### Data lines ###

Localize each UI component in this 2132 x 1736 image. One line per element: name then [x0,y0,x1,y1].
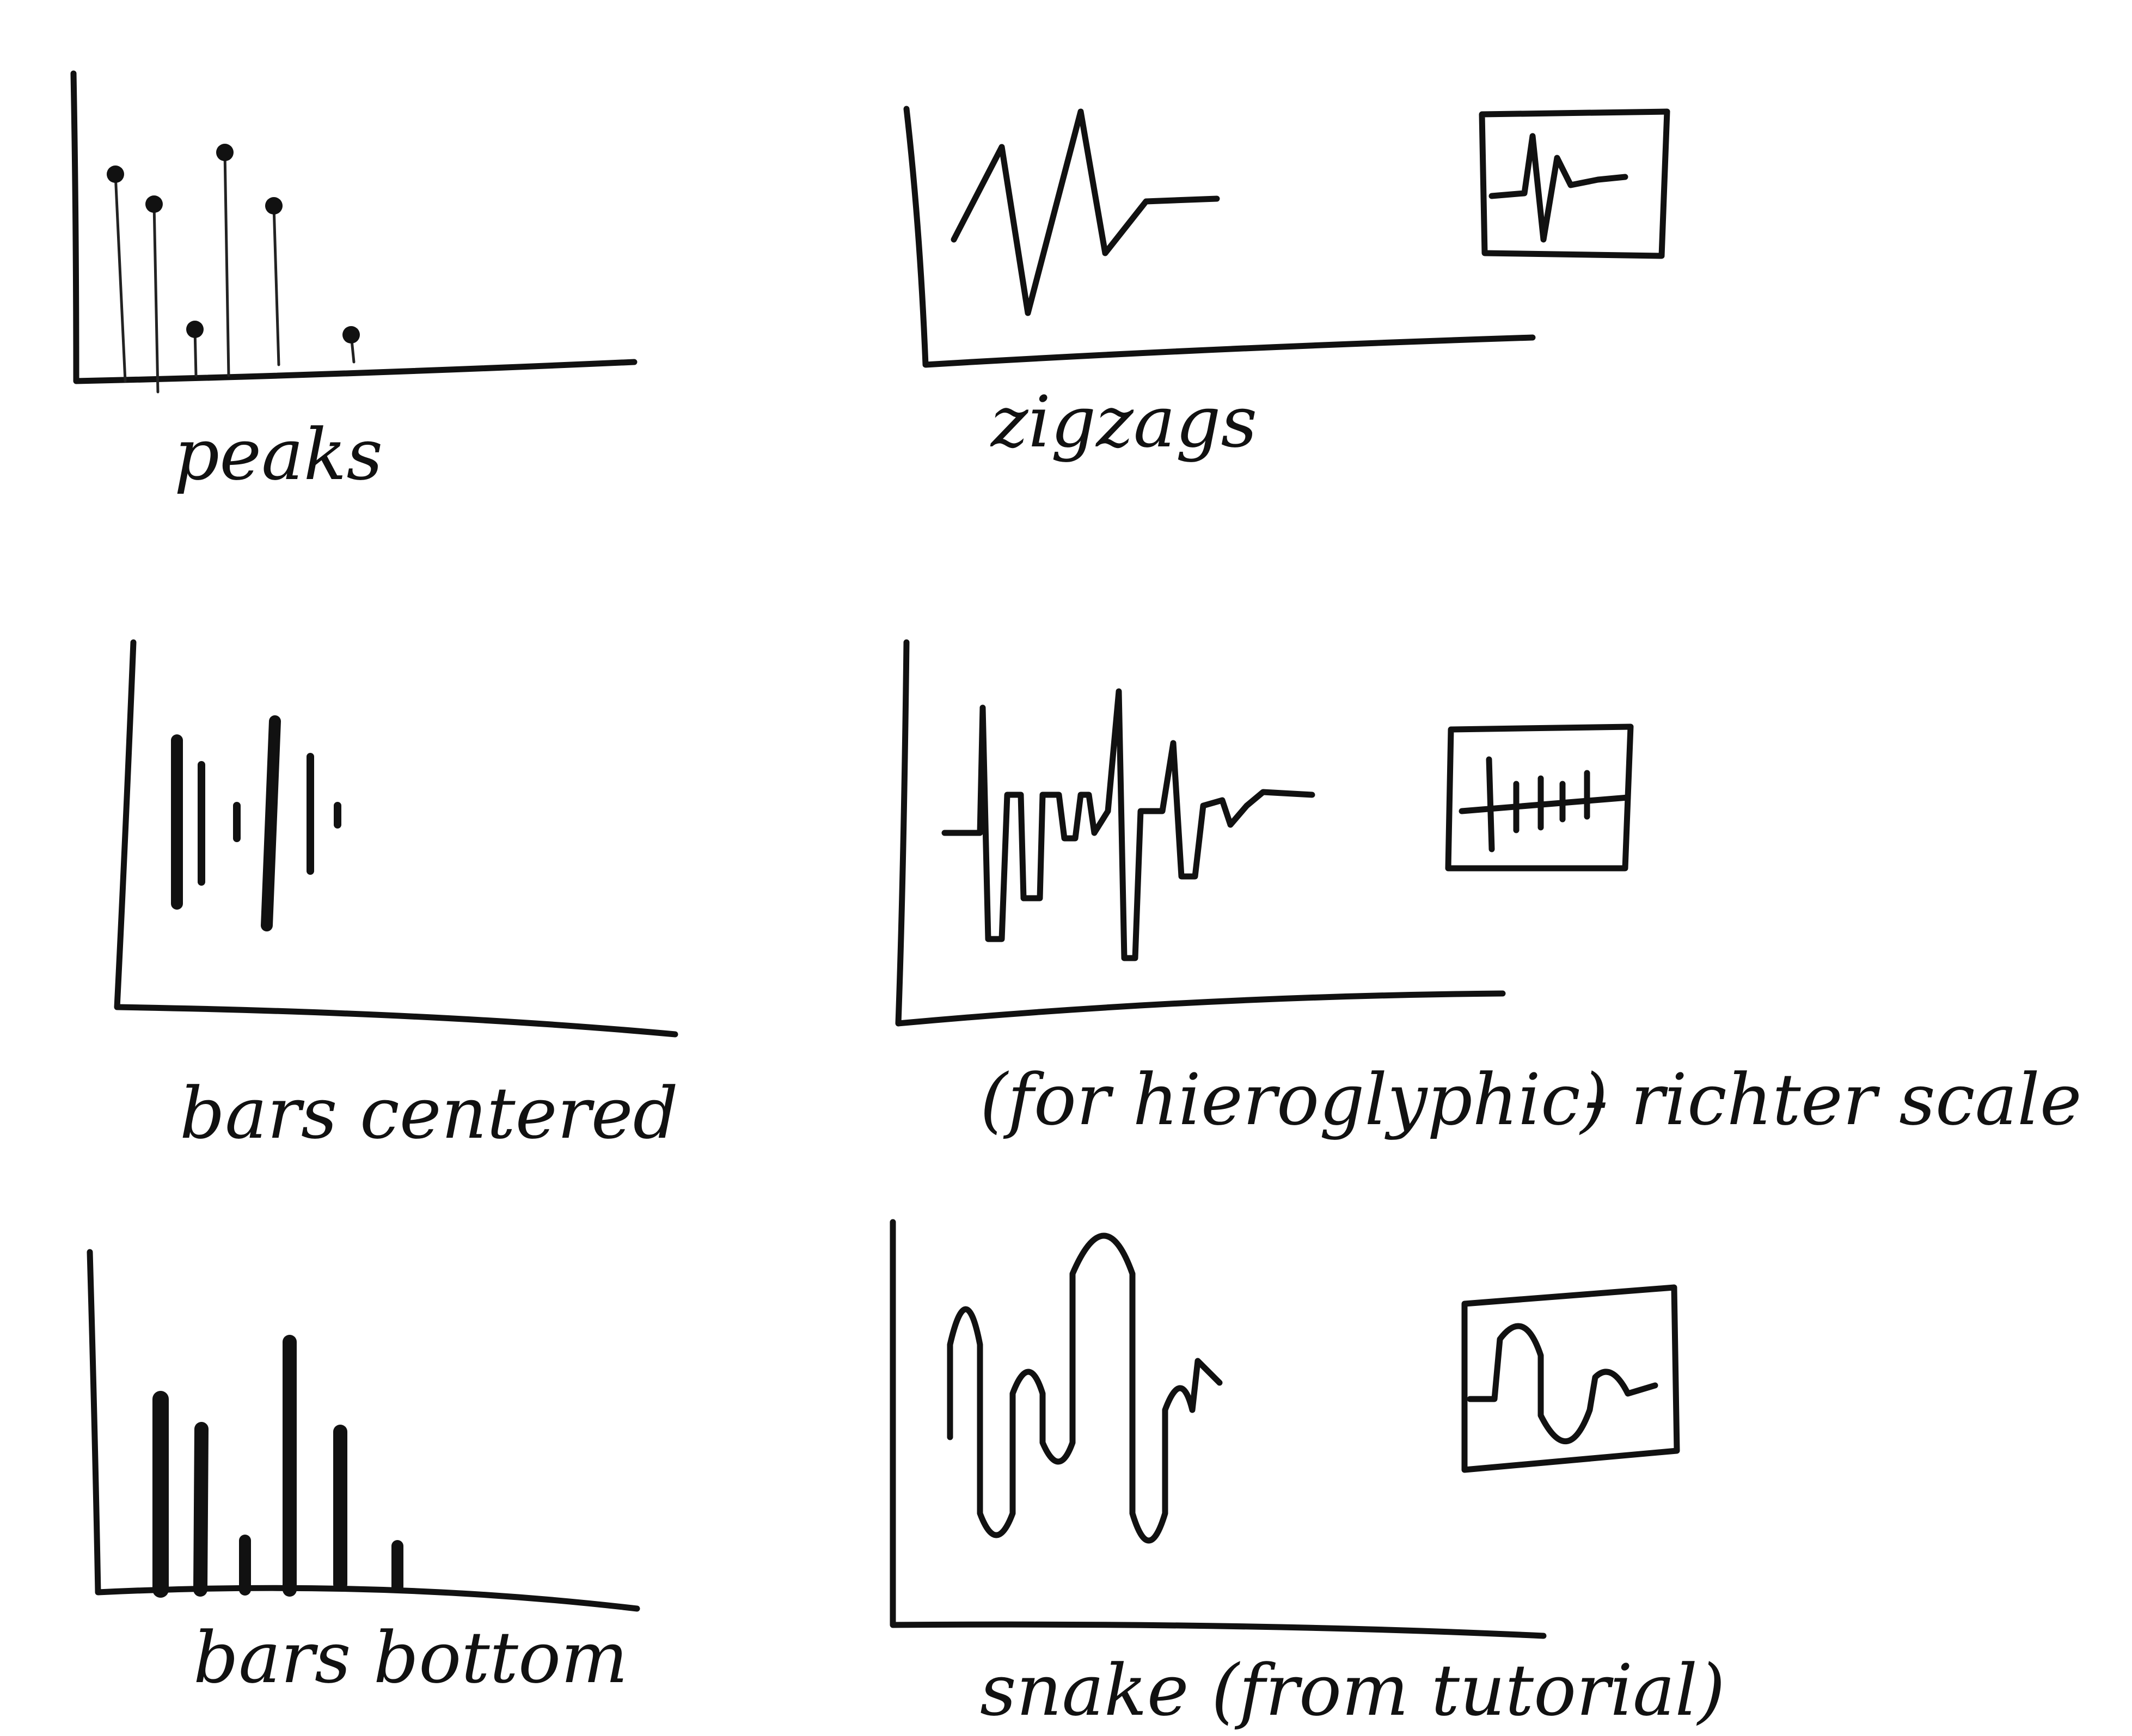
zigzags-caption: zigzags [990,381,1257,463]
bars-centered-caption: bars centered [180,1072,678,1155]
centered-bar [261,715,281,931]
richter-thumbnail [1445,723,1634,872]
peak-marker [216,144,234,161]
snake-thumbnail-frame [1461,1284,1680,1473]
peaks-markers [107,144,360,343]
richter-axes [895,639,1506,1027]
peak-marker [107,165,124,183]
bars-bottom-sketch: bars bottom [87,1249,640,1699]
zigzags-line [951,108,1220,316]
peaks-sketch: peaks [70,70,638,496]
peaks-axes [70,70,638,384]
zigzags-thumbnail [1479,108,1670,259]
peak-marker [342,326,360,343]
bars-bottom-axes [87,1249,640,1612]
zigzags-thumbnail-frame [1479,108,1670,259]
zigzags-sketch: zigzags [903,106,1670,463]
snake-thumbnail-line [1467,1323,1658,1444]
bars-centered-bars [171,715,341,931]
richter-caption: (for hieroglyphic) [980,1058,1608,1141]
snake-sketch: snake (from tutorial) [890,1219,1725,1732]
richter-thumbnail-ticks [1486,756,1590,852]
richter-thumbnail-line [1459,794,1631,814]
peak-marker [145,195,163,213]
snake-axes [890,1219,1547,1639]
snake-caption: snake (from tutorial) [980,1649,1725,1732]
richter-thumbnail-frame [1445,723,1634,872]
richter-waveform [941,688,1315,961]
peak-marker [186,321,204,338]
zigzags-thumbnail-line [1488,133,1628,243]
peaks-stems [114,151,356,394]
zigzags-axes [903,106,1536,368]
richter-scale-note: - richter scale [1584,1058,2082,1141]
bottom-bar [193,1422,209,1597]
peak-marker [265,197,283,214]
bars-centered-axes [114,639,678,1038]
richter-sketch: (for hieroglyphic) - richter scale [895,639,2082,1141]
peaks-caption: peaks [174,413,383,496]
snake-thumbnail [1461,1284,1680,1473]
bars-bottom-caption: bars bottom [193,1616,628,1699]
bars-centered-sketch: bars centered [114,639,678,1155]
bars-bottom-bars [152,1335,403,1598]
snake-line [947,1232,1223,1544]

###

→ **Set problem**
Reproduce the material above verbatim and in full, leaving out the picture.

→ **Response**
Localize each UI component in this 2132 x 1736 image. One line per element: name then [x0,y0,x1,y1].
zigzags-caption: zigzags [990,381,1257,463]
bars-centered-caption: bars centered [180,1072,678,1155]
centered-bar [261,715,281,931]
richter-thumbnail [1445,723,1634,872]
peak-marker [216,144,234,161]
snake-thumbnail-frame [1461,1284,1680,1473]
peaks-markers [107,144,360,343]
richter-axes [895,639,1506,1027]
peak-marker [107,165,124,183]
bars-bottom-sketch: bars bottom [87,1249,640,1699]
zigzags-line [951,108,1220,316]
peaks-sketch: peaks [70,70,638,496]
peaks-axes [70,70,638,384]
zigzags-thumbnail [1479,108,1670,259]
peak-marker [342,326,360,343]
bars-bottom-axes [87,1249,640,1612]
zigzags-thumbnail-frame [1479,108,1670,259]
zigzags-sketch: zigzags [903,106,1670,463]
snake-thumbnail-line [1467,1323,1658,1444]
bars-centered-bars [171,715,341,931]
richter-caption: (for hieroglyphic) [980,1058,1608,1141]
snake-sketch: snake (from tutorial) [890,1219,1725,1732]
richter-thumbnail-ticks [1486,756,1590,852]
richter-thumbnail-line [1459,794,1631,814]
peak-marker [145,195,163,213]
snake-axes [890,1219,1547,1639]
snake-caption: snake (from tutorial) [980,1649,1725,1732]
richter-thumbnail-frame [1445,723,1634,872]
richter-waveform [941,688,1315,961]
peak-marker [186,321,204,338]
zigzags-thumbnail-line [1488,133,1628,243]
peaks-stems [114,151,356,394]
zigzags-axes [903,106,1536,368]
richter-scale-note: - richter scale [1584,1058,2082,1141]
bottom-bar [193,1422,209,1597]
peak-marker [265,197,283,214]
bars-centered-axes [114,639,678,1038]
richter-sketch: (for hieroglyphic) - richter scale [895,639,2082,1141]
peaks-caption: peaks [174,413,383,496]
snake-thumbnail [1461,1284,1680,1473]
bars-bottom-caption: bars bottom [193,1616,628,1699]
bars-centered-sketch: bars centered [114,639,678,1155]
bars-bottom-bars [152,1335,403,1598]
snake-line [947,1232,1223,1544]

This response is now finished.